▶ GIVEN TEXT

_ _ _ _ _

Ever wonder how Chinese students blow the roof off international tests? If you read Yong Zhao’s wonderful book Who’s Afraid of the Big, Bad Dragon? Why China Has the Best (and the Worst) Education System in the World, you know why. Test-prep, test-prep, test-prep. Officials at OECD, which sponsors the PISA international tests, insist that test-prep has nothing to do with it, but Yong Zhao proves they are wrong. One of the riveting stories in his book is about a small town–Maotanchang–whose main industry is a test-prep factory. Yong Zhao warns that the Chinese testing regime produces high test scores, but it is authoritarian and crushes creativity, individuality, originality, and risk-taking.
The New York Times Magazine contains a gripping story by Brook Larmer about what happens at the test-prep factory in Maotanchang. There are more students in the school than there are residents in the town. The students start school every day at 6:20 a.m., and their last class ends at 10:50 p.m. Preparing for the big exam that determines whether they will gain admission to a college, whether it will be a first-tier college or something less is all-consuming, because their exam score determines their life path. The story focuses on a student named Yang, who is hoping to pass the college entrance exam (the “gaokao”).
China’s treadmill of standardized tests has produced, along with high levels of literacy and government control, some of the world’s most scarily proficient test-takers. Shanghai high-school students have dominated the last two cycles of the Program for International Student Assessment exam, leading more than one U.S. official to connect this to a broader “Sputnik moment” of coming Chinese superiority. Yet even as American educators try to divine the secret of China’s test-taking prowess, the gaokao is coming under fire in China as an anachronism that stifles innovative thought and puts excessive pressure on students. Teenage suicide rates tend to rise as the gaokao nears. Two years ago, a student posted a shocking photograph online: a public high-school classroom full of students hunched over books, all hooked up to intravenous drips to give them the strength to keep studying….
For a town that turns test preparation into a mechanical act of memorization and regurgitation, Maotanchang remains a place of desperate faith and superstition. Most students have a talisman of some sort, whether it’s red underwear (red clothing is believed to be lucky), shoes from a company called Anta (their check-mark logo is reminiscent of a correct answer) or a pouch of “brain rejuvenating” tea bought from vendors outside the school gates. The town’s best-selling nutritional supplements are called Clear Mind and Six Walnuts (the nuts are considered mind-boosters in large part because they resemble brains). Yang’s parents did not seem especially superstitious, but they paid high rent to live close to the mystical tree and its three-foot-high pile of incense ash. “If you don’t pray to the tree, you can’t pass,” Yang says, repeating a local saying.
Just up the alley from Yang’s room, I met a fortune teller sitting on a stool next to a canvas chart. For $3.40, the man in the ill-fitting pinstripe suit could predict the future: marriage, children, death — and gaokao scores. “Business is good these days,” he said with a broken smile. An older man in an argyle sweater and a Chairman Mao haircut watched our exchange. This was Yang Qiming, a retired chemistry teacher, who told me he had seen Maotanchang grow from an impoverished school of 800 students, when he joined the faculty in 1980, to the juggernaut it is today — a remarkable transformation during a period when most rural schools have withered. Even so, he grumbled about the deadening effects of rote learning. “With all this studying, the kids’ brains become rigid,” he said. “They know how to take a test, but they can’t think for themselves.”

_ _ _ _ _

▶ TASK DETAILS
Print the passage of the text on Chinese test preparation starting at "For a town that" and ending at "a local saying.". The records that follow have no connection to the text about the test-preparation school in Maotanchang.

_ _ _ _ _

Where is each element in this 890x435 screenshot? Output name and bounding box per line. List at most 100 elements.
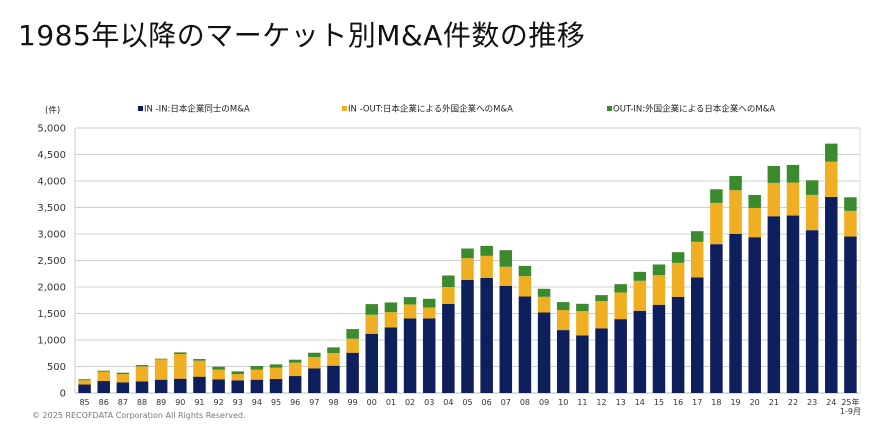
bar-segment	[212, 369, 225, 380]
bar-segment	[308, 352, 321, 358]
bar-segment	[116, 382, 130, 393]
bar-segment	[537, 296, 551, 313]
x-tick-label: 90	[175, 398, 185, 407]
bar-segment	[729, 233, 742, 393]
bar-segment	[556, 302, 570, 311]
y-tick-label: 1,500	[37, 309, 66, 320]
bar-segment	[499, 285, 513, 393]
bar-segment	[595, 328, 608, 393]
bar-segment	[691, 231, 704, 242]
x-tick-label: 07	[501, 398, 511, 407]
bar-segment	[174, 354, 187, 379]
bar-segment	[556, 330, 570, 393]
bar-segment	[269, 367, 283, 380]
bar-segment	[748, 237, 761, 393]
bar-segment	[442, 287, 455, 304]
legend-swatch	[138, 106, 143, 111]
x-tick-label: 03	[424, 398, 434, 407]
x-tick-label: 86	[99, 398, 109, 407]
x-tick-label: 23	[807, 398, 817, 407]
bar-segment	[710, 244, 723, 393]
x-tick-label: 93	[233, 398, 243, 407]
y-tick-label: 2,500	[37, 256, 66, 267]
bar-segment	[805, 230, 819, 393]
bar-segment	[767, 182, 781, 217]
y-tick-label: 3,500	[37, 203, 66, 214]
x-tick-label: 95	[271, 398, 281, 407]
y-tick-label: 4,500	[37, 150, 66, 161]
bar-segment	[844, 236, 857, 393]
x-tick-label: 04	[443, 398, 453, 407]
bar-segment	[193, 359, 206, 361]
x-tick-label: 92	[214, 398, 224, 407]
bar-segment	[480, 245, 493, 256]
bar-segment	[576, 303, 589, 312]
bar-segment	[231, 371, 244, 375]
bar-segment	[78, 379, 91, 381]
bar-segment	[786, 164, 800, 183]
x-tick-label: 15	[654, 398, 664, 407]
bar-segment	[78, 384, 91, 393]
bar-segment	[461, 258, 474, 280]
bar-segment	[537, 288, 551, 297]
x-tick-label: 19	[730, 398, 740, 407]
bar-segment	[403, 304, 417, 319]
bar-segment	[595, 301, 608, 329]
x-tick-label: 20	[750, 398, 760, 407]
bar-segment	[422, 298, 436, 308]
bar-segment	[365, 333, 379, 393]
x-tick-label: 12	[596, 398, 606, 407]
bar-segment	[154, 358, 168, 360]
x-tick-label: 24	[826, 398, 836, 407]
bar-segment	[614, 292, 627, 320]
bar-segment	[327, 365, 340, 393]
bar-segment	[844, 197, 857, 211]
x-tick-label: 16	[673, 398, 683, 407]
x-tick-label: 96	[290, 398, 300, 407]
legend-label: IN -OUT:日本企業による外国企業へのM&A	[348, 104, 513, 115]
bar-segment	[365, 304, 379, 315]
y-tick-label: 3,000	[37, 230, 66, 241]
bar-segment	[97, 370, 110, 372]
y-tick-label: 5,000	[37, 124, 66, 135]
page-title: 1985年以降のマーケット別M&A件数の推移	[18, 19, 586, 52]
legend-label: OUT-IN:外国企業による日本企業へのM&A	[613, 104, 775, 115]
bar-segment	[729, 175, 742, 191]
bar-segment	[786, 215, 800, 393]
bar-segment	[346, 352, 359, 393]
bar-segment	[671, 262, 685, 297]
y-axis-unit-label: (件)	[45, 105, 60, 116]
x-tick-label: 98	[328, 398, 338, 407]
bar-segment	[250, 379, 264, 393]
bar-segment	[499, 266, 513, 286]
y-tick-label: 1,000	[37, 336, 66, 347]
bar-segment	[652, 304, 666, 393]
bar-segment	[633, 280, 647, 311]
bar-segment	[671, 252, 685, 263]
x-tick-label: 17	[692, 398, 702, 407]
bar-segment	[250, 369, 264, 380]
bar-segment	[346, 329, 359, 339]
bar-segment	[422, 307, 436, 319]
bar-segment	[710, 202, 723, 245]
bar-segment	[576, 311, 589, 336]
copyright-footer: © 2025 RECOFDATA Corporation All Rights …	[32, 411, 246, 420]
x-tick-label: 05	[462, 398, 472, 407]
bar-segment	[135, 365, 149, 367]
bar-segment	[269, 364, 283, 368]
bar-segment	[825, 161, 838, 197]
bar-segment	[805, 194, 819, 231]
bar-segment	[825, 196, 838, 393]
bar-segment	[135, 381, 149, 393]
bar-segment	[384, 327, 398, 393]
bar-segment	[174, 352, 187, 355]
x-tick-label: 94	[252, 398, 262, 407]
bar-segment	[691, 241, 704, 278]
bar-segment	[403, 297, 417, 305]
bar-segment	[288, 362, 302, 377]
bar-segment	[384, 312, 398, 328]
bar-segment	[269, 379, 283, 393]
bar-segment	[518, 296, 532, 393]
x-tick-label: 97	[309, 398, 319, 407]
legend-swatch	[342, 106, 347, 111]
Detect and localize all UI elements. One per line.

_ _ _ _ _

▶ ANSWER FOR THIS EXERCISE
For a town that turns test preparation into a mechanical act of memorization and regurgitation, Maotanchang remains a place of desperate faith and superstition. Most students have a talisman of some sort, whether it’s red underwear (red clothing is believed to be lucky), shoes from a company called Anta (their check-mark logo is reminiscent of a correct answer) or a pouch of “brain rejuvenating” tea bought from vendors outside the school gates. The town’s best-selling nutritional supplements are called Clear Mind and Six Walnuts (the nuts are considered mind-boosters in large part because they resemble brains). Yang’s parents did not seem especially superstitious, but they paid high rent to live close to the mystical tree and its three-foot-high pile of incense ash. “If you don’t pray to the tree, you can’t pass,” Yang says, repeating a local saying.